> **Problem statement**: Quote the entries that follow exactly, leaving none out.

> **Records provided**:
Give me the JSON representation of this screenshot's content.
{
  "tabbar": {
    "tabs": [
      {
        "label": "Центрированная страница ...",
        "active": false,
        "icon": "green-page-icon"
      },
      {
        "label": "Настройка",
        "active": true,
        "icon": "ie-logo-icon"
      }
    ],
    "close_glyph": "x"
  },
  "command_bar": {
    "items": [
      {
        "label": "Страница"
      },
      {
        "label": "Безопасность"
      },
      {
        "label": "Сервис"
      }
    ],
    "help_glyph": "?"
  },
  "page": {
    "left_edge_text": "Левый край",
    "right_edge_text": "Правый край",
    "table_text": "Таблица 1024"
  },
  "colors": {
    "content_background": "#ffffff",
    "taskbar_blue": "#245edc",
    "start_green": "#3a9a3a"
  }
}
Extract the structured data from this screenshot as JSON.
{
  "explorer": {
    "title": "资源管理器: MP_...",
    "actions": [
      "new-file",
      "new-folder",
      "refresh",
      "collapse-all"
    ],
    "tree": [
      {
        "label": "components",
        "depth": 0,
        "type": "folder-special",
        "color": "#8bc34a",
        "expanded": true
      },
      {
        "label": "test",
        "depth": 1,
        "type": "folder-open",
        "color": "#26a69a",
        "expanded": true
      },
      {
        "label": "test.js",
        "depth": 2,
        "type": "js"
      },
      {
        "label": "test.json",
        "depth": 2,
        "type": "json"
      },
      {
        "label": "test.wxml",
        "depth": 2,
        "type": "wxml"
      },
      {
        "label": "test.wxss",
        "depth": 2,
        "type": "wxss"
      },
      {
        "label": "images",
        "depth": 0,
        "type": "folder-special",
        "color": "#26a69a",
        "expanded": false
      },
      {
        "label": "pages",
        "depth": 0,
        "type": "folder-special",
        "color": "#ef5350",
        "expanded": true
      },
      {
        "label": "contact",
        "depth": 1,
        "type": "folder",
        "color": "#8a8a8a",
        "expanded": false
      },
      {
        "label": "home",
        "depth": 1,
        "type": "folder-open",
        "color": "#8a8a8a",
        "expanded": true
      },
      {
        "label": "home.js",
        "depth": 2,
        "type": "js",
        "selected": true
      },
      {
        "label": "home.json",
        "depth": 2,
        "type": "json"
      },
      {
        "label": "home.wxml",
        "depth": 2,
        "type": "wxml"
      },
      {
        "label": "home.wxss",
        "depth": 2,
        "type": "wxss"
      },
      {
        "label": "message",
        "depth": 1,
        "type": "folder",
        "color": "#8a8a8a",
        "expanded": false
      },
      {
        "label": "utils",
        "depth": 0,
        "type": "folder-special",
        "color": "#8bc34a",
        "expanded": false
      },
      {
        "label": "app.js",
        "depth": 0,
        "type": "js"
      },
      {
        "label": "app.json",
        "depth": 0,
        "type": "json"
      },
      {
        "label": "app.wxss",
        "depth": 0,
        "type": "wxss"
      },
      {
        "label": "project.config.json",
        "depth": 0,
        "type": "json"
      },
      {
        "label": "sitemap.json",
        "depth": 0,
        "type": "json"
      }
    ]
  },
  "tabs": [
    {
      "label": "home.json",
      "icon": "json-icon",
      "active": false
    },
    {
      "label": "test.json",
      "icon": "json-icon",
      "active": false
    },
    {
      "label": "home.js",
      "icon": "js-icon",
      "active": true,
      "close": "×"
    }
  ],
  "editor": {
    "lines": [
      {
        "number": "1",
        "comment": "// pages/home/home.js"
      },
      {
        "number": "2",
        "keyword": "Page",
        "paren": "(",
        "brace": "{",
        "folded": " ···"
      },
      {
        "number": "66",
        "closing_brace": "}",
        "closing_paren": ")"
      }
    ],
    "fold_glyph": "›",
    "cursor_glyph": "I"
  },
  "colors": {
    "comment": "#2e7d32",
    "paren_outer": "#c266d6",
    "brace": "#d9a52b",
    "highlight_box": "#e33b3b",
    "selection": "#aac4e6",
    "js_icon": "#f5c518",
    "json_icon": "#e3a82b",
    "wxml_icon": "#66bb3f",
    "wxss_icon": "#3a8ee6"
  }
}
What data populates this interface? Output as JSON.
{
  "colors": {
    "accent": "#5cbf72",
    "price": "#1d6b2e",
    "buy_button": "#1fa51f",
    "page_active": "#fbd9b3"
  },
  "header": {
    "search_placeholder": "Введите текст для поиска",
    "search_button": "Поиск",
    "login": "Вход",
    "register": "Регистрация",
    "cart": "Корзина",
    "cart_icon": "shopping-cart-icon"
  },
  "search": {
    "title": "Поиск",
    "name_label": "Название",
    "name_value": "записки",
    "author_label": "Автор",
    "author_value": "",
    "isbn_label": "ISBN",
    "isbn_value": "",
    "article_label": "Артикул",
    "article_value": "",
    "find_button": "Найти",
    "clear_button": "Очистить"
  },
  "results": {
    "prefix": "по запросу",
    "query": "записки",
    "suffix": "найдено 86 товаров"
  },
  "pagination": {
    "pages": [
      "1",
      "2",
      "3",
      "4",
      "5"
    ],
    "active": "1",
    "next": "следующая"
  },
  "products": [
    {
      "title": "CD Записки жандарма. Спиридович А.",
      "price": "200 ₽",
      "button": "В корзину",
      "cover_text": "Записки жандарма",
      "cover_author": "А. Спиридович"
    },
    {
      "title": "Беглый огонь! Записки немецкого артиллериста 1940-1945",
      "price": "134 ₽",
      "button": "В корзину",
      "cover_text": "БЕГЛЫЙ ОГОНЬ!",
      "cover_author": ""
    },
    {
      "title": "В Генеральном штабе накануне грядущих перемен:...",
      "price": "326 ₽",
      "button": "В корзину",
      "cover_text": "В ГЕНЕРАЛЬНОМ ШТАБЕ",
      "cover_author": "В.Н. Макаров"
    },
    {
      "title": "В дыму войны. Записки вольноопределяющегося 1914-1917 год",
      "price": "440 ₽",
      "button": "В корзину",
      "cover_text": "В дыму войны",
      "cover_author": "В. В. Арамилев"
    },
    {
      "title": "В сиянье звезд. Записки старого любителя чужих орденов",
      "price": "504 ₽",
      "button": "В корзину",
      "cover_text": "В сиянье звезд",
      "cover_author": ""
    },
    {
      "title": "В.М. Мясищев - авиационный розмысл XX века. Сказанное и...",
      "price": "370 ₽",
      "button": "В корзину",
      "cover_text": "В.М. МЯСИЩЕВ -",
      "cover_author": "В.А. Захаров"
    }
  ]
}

> **Written solution**:
Give me the JSON representation of this screenshot's content.
{
  "tabbar": {
    "tabs": [
      {
        "label": "Центрированная страница ...",
        "active": false,
        "icon": "green-page-icon"
      },
      {
        "label": "Настройка",
        "active": true,
        "icon": "ie-logo-icon"
      }
    ],
    "close_glyph": "x"
  },
  "command_bar": {
    "items": [
      {
        "label": "Страница"
      },
      {
        "label": "Безопасность"
      },
      {
        "label": "Сервис"
      }
    ],
    "help_glyph": "?"
  },
  "page": {
    "left_edge_text": "Левый край",
    "right_edge_text": "Правый край",
    "table_text": "Таблица 1024"
  },
  "colors": {
    "content_background": "#ffffff",
    "taskbar_blue": "#245edc",
    "start_green": "#3a9a3a"
  }
}
Extract the structured data from this screenshot as JSON.
{
  "explorer": {
    "title": "资源管理器: MP_...",
    "actions": [
      "new-file",
      "new-folder",
      "refresh",
      "collapse-all"
    ],
    "tree": [
      {
        "label": "components",
        "depth": 0,
        "type": "folder-special",
        "color": "#8bc34a",
        "expanded": true
      },
      {
        "label": "test",
        "depth": 1,
        "type": "folder-open",
        "color": "#26a69a",
        "expanded": true
      },
      {
        "label": "test.js",
        "depth": 2,
        "type": "js"
      },
      {
        "label": "test.json",
        "depth": 2,
        "type": "json"
      },
      {
        "label": "test.wxml",
        "depth": 2,
        "type": "wxml"
      },
      {
        "label": "test.wxss",
        "depth": 2,
        "type": "wxss"
      },
      {
        "label": "images",
        "depth": 0,
        "type": "folder-special",
        "color": "#26a69a",
        "expanded": false
      },
      {
        "label": "pages",
        "depth": 0,
        "type": "folder-special",
        "color": "#ef5350",
        "expanded": true
      },
      {
        "label": "contact",
        "depth": 1,
        "type": "folder",
        "color": "#8a8a8a",
        "expanded": false
      },
      {
        "label": "home",
        "depth": 1,
        "type": "folder-open",
        "color": "#8a8a8a",
        "expanded": true
      },
      {
        "label": "home.js",
        "depth": 2,
        "type": "js",
        "selected": true
      },
      {
        "label": "home.json",
        "depth": 2,
        "type": "json"
      },
      {
        "label": "home.wxml",
        "depth": 2,
        "type": "wxml"
      },
      {
        "label": "home.wxss",
        "depth": 2,
        "type": "wxss"
      },
      {
        "label": "message",
        "depth": 1,
        "type": "folder",
        "color": "#8a8a8a",
        "expanded": false
      },
      {
        "label": "utils",
        "depth": 0,
        "type": "folder-special",
        "color": "#8bc34a",
        "expanded": false
      },
      {
        "label": "app.js",
        "depth": 0,
        "type": "js"
      },
      {
        "label": "app.json",
        "depth": 0,
        "type": "json"
      },
      {
        "label": "app.wxss",
        "depth": 0,
        "type": "wxss"
      },
      {
        "label": "project.config.json",
        "depth": 0,
        "type": "json"
      },
      {
        "label": "sitemap.json",
        "depth": 0,
        "type": "json"
      }
    ]
  },
  "tabs": [
    {
      "label": "home.json",
      "icon": "json-icon",
      "active": false
    },
    {
      "label": "test.json",
      "icon": "json-icon",
      "active": false
    },
    {
      "label": "home.js",
      "icon": "js-icon",
      "active": true,
      "close": "×"
    }
  ],
  "editor": {
    "lines": [
      {
        "number": "1",
        "comment": "// pages/home/home.js"
      },
      {
        "number": "2",
        "keyword": "Page",
        "paren": "(",
        "brace": "{",
        "folded": " ···"
      },
      {
        "number": "66",
        "closing_brace": "}",
        "closing_paren": ")"
      }
    ],
    "fold_glyph": "›",
    "cursor_glyph": "I"
  },
  "colors": {
    "comment": "#2e7d32",
    "paren_outer": "#c266d6",
    "brace": "#d9a52b",
    "highlight_box": "#e33b3b",
    "selection": "#aac4e6",
    "js_icon": "#f5c518",
    "json_icon": "#e3a82b",
    "wxml_icon": "#66bb3f",
    "wxss_icon": "#3a8ee6"
  }
}
What data populates this interface? Output as JSON.
{
  "colors": {
    "accent": "#5cbf72",
    "price": "#1d6b2e",
    "buy_button": "#1fa51f",
    "page_active": "#fbd9b3"
  },
  "header": {
    "search_placeholder": "Введите текст для поиска",
    "search_button": "Поиск",
    "login": "Вход",
    "register": "Регистрация",
    "cart": "Корзина",
    "cart_icon": "shopping-cart-icon"
  },
  "search": {
    "title": "Поиск",
    "name_label": "Название",
    "name_value": "записки",
    "author_label": "Автор",
    "author_value": "",
    "isbn_label": "ISBN",
    "isbn_value": "",
    "article_label": "Артикул",
    "article_value": "",
    "find_button": "Найти",
    "clear_button": "Очистить"
  },
  "results": {
    "prefix": "по запросу",
    "query": "записки",
    "suffix": "найдено 86 товаров"
  },
  "pagination": {
    "pages": [
      "1",
      "2",
      "3",
      "4",
      "5"
    ],
    "active": "1",
    "next": "следующая"
  },
  "products": [
    {
      "title": "CD Записки жандарма. Спиридович А.",
      "price": "200 ₽",
      "button": "В корзину",
      "cover_text": "Записки жандарма",
      "cover_author": "А. Спиридович"
    },
    {
      "title": "Беглый огонь! Записки немецкого артиллериста 1940-1945",
      "price": "134 ₽",
      "button": "В корзину",
      "cover_text": "БЕГЛЫЙ ОГОНЬ!",
      "cover_author": ""
    },
    {
      "title": "В Генеральном штабе накануне грядущих перемен:...",
      "price": "326 ₽",
      "button": "В корзину",
      "cover_text": "В ГЕНЕРАЛЬНОМ ШТАБЕ",
      "cover_author": "В.Н. Макаров"
    },
    {
      "title": "В дыму войны. Записки вольноопределяющегося 1914-1917 год",
      "price": "440 ₽",
      "button": "В корзину",
      "cover_text": "В дыму войны",
      "cover_author": "В. В. Арамилев"
    },
    {
      "title": "В сиянье звезд. Записки старого любителя чужих орденов",
      "price": "504 ₽",
      "button": "В корзину",
      "cover_text": "В сиянье звезд",
      "cover_author": ""
    },
    {
      "title": "В.М. Мясищев - авиационный розмысл XX века. Сказанное и...",
      "price": "370 ₽",
      "button": "В корзину",
      "cover_text": "В.М. МЯСИЩЕВ -",
      "cover_author": "В.А. Захаров"
    }
  ]
}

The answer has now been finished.